━━━ INPUT RECORDS

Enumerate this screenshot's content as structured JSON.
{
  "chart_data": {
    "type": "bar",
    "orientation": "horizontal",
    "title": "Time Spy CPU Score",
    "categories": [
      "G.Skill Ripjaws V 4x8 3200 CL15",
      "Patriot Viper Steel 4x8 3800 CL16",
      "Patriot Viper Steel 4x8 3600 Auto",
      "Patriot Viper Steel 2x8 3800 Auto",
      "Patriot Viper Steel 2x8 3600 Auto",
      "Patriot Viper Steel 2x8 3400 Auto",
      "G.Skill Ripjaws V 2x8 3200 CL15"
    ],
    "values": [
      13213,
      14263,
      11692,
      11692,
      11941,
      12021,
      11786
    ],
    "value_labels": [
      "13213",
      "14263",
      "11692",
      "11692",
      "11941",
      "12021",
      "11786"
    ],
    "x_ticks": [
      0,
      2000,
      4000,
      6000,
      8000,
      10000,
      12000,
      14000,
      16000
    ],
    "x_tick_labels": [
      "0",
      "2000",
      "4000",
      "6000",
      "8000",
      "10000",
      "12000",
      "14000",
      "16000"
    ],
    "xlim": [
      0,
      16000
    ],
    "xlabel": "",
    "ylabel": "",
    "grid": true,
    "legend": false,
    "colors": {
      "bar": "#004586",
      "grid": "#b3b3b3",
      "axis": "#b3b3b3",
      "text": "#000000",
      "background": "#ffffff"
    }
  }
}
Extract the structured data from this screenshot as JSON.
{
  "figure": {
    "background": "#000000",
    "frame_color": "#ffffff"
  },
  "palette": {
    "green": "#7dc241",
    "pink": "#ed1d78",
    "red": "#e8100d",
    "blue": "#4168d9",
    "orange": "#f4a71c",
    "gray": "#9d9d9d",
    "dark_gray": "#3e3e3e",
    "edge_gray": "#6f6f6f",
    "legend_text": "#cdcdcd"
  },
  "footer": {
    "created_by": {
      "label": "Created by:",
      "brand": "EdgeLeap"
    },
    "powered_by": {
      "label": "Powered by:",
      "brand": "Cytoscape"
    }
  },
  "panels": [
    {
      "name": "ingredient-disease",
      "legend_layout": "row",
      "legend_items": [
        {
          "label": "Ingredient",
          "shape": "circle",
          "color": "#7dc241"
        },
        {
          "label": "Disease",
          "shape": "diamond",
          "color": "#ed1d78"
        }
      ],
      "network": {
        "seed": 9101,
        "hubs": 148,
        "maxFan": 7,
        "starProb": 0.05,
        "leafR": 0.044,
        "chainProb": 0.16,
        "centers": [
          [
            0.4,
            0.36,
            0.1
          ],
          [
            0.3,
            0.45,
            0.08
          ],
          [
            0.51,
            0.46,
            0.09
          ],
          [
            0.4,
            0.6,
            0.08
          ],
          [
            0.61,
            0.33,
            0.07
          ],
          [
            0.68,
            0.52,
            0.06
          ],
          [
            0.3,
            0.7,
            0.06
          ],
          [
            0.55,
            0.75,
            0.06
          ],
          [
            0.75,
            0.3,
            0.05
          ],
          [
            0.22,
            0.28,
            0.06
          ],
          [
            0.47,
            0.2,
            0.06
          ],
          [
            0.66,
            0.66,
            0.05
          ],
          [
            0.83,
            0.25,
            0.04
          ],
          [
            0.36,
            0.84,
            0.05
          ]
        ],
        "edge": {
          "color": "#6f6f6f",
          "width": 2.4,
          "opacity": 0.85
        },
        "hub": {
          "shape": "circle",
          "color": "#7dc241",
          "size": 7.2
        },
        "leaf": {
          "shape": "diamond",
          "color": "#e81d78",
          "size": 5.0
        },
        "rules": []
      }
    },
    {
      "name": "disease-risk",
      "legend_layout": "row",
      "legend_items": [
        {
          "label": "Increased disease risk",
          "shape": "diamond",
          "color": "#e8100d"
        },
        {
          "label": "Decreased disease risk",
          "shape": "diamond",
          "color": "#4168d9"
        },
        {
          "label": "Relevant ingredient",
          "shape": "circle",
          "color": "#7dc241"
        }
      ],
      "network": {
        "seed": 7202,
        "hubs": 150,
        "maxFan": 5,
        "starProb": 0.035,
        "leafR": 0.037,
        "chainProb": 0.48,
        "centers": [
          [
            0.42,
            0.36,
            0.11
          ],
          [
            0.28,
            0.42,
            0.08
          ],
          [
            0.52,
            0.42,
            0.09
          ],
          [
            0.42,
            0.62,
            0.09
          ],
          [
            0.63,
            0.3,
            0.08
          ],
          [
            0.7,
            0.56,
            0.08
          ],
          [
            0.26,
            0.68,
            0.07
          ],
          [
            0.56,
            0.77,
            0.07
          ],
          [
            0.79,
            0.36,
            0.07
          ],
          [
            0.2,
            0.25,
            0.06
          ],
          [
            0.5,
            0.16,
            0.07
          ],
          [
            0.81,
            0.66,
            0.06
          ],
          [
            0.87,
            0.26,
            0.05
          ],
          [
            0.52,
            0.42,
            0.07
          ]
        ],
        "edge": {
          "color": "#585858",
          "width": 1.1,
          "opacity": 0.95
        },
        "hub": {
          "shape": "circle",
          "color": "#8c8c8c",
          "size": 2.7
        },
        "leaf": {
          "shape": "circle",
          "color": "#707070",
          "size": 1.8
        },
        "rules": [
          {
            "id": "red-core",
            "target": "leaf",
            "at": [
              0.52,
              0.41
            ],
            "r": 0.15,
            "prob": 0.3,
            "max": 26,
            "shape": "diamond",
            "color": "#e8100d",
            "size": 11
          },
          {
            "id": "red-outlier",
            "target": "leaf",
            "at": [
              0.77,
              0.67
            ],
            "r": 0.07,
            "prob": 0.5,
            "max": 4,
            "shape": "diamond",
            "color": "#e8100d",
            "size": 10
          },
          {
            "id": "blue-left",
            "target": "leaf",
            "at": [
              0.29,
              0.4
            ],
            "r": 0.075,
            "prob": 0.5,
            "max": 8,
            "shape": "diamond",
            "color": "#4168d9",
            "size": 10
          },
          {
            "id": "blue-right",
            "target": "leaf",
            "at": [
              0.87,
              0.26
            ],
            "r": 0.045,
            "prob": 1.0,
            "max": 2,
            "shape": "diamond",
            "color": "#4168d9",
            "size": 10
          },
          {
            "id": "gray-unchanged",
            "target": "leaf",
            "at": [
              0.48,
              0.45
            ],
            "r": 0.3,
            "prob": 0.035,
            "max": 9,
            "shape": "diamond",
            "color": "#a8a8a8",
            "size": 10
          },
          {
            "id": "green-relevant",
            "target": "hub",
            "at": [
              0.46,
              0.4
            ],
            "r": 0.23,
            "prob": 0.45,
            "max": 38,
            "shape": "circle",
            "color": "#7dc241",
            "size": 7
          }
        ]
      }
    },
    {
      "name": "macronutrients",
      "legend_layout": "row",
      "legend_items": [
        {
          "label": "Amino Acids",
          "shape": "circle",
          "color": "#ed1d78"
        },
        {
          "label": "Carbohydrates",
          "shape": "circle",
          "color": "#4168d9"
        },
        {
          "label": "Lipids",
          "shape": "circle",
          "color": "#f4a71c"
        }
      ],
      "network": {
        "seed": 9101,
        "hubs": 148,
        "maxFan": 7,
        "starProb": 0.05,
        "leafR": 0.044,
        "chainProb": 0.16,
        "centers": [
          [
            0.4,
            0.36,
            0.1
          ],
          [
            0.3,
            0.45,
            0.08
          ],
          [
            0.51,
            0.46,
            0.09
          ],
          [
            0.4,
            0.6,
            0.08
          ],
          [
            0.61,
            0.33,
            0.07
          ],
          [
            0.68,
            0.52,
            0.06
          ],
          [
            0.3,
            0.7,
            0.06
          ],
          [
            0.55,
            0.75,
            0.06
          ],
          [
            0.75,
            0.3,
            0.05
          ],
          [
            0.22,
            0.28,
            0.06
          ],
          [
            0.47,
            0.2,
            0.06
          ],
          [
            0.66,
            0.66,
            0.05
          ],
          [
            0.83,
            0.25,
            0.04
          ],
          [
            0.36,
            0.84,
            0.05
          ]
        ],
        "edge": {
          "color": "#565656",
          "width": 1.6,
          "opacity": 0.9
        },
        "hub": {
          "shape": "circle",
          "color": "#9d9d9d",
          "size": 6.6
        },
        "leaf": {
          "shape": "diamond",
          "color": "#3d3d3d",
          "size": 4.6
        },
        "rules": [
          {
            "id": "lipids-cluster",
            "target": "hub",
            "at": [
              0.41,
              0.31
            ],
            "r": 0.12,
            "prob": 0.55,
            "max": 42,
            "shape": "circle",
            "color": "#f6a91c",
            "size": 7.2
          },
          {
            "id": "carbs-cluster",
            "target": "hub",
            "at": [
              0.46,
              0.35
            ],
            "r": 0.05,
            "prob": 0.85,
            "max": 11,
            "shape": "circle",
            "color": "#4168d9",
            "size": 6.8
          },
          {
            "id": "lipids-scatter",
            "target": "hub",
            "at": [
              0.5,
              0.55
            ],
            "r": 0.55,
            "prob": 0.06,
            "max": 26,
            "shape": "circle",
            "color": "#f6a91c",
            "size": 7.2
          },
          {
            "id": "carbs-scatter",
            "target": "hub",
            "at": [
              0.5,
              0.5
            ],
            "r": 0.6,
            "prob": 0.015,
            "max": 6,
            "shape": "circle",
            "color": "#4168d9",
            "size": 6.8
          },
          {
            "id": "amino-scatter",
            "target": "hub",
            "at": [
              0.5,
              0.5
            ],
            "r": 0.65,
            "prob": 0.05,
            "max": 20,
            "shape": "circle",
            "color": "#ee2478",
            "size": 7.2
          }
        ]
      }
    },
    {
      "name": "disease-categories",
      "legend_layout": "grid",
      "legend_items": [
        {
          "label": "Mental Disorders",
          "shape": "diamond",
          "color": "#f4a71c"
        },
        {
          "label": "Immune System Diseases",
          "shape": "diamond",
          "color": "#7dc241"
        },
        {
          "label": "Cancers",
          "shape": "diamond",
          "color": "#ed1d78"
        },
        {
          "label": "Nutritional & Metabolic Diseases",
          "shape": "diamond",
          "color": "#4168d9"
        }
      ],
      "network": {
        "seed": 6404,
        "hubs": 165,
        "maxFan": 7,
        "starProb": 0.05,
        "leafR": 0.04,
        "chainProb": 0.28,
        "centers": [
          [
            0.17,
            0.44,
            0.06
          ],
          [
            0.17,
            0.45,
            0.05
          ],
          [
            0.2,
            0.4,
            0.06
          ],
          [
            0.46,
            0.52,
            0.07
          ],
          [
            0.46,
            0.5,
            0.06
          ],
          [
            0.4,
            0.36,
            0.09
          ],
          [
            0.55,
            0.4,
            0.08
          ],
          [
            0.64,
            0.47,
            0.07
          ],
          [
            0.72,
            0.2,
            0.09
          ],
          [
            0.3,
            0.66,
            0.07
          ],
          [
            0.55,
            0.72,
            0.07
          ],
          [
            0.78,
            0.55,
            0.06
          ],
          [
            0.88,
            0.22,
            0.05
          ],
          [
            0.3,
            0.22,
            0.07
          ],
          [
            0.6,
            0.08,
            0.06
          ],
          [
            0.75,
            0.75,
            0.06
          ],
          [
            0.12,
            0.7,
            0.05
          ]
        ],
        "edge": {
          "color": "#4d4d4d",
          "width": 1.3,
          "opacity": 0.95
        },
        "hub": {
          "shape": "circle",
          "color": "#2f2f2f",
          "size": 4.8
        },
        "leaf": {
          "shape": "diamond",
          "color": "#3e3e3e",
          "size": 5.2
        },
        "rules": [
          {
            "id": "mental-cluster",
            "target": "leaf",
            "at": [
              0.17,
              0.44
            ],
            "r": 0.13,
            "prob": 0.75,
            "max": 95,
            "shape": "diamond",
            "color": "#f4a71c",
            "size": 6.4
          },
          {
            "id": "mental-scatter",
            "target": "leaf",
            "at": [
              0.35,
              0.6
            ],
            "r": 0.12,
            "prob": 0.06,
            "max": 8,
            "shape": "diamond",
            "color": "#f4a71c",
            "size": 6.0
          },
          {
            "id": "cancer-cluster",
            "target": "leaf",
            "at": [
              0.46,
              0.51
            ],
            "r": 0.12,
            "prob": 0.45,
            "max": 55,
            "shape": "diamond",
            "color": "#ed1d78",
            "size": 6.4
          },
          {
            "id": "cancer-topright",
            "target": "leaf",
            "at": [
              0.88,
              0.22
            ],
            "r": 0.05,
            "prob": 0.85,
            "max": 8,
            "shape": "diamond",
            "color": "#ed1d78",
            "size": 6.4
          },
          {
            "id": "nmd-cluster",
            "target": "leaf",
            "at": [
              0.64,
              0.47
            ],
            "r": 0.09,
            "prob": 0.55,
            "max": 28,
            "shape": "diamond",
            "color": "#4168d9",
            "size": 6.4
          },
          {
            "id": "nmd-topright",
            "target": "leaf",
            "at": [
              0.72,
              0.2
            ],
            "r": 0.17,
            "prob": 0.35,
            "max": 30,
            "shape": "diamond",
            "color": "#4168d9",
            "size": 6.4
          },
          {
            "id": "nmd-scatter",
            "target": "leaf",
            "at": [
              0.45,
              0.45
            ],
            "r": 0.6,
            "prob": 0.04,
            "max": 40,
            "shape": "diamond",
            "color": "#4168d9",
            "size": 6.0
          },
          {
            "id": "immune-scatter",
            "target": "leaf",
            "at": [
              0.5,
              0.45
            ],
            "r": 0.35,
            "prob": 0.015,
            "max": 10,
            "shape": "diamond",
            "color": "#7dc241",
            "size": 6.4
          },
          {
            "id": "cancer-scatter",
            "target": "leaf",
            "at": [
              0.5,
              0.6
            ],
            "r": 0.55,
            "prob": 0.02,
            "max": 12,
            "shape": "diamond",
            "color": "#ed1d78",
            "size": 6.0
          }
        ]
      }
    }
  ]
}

━━━━━━

§ **EXERCISE AIM**:
Check each line above for the word "name" and copy the ones that have it.

§ **WRITTEN SOLUTION**:
      "name": "ingredient-disease",
      "name": "disease-risk",
      "name": "macronutrients",
      "name": "disease-categories",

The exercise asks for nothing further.